AIM OF THE EXERCISE - Every record that follows must be duplicated exactly, with images left out.

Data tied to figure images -
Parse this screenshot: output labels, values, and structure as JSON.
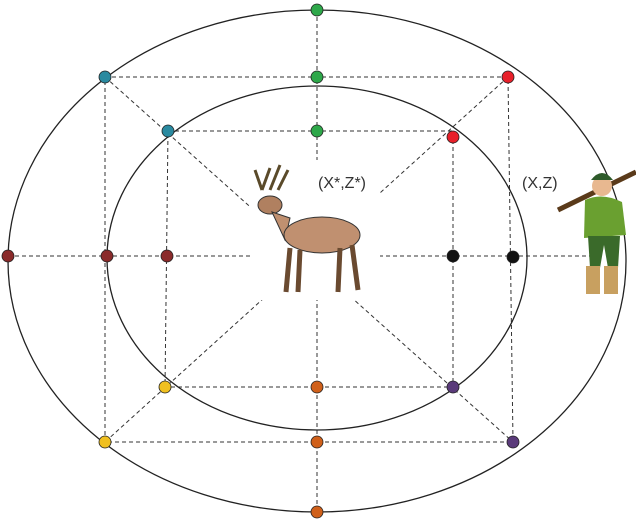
{
  "labels": {
    "deer_position": "(X*,Z*)",
    "hunter_position": "(X,Z)"
  }
}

WORKED ANSWER -
Parse this screenshot: output labels, values, and structure as JSON.
{
  "labels": {
    "deer_position": "(X*,Z*)",
    "hunter_position": "(X,Z)"
  }
}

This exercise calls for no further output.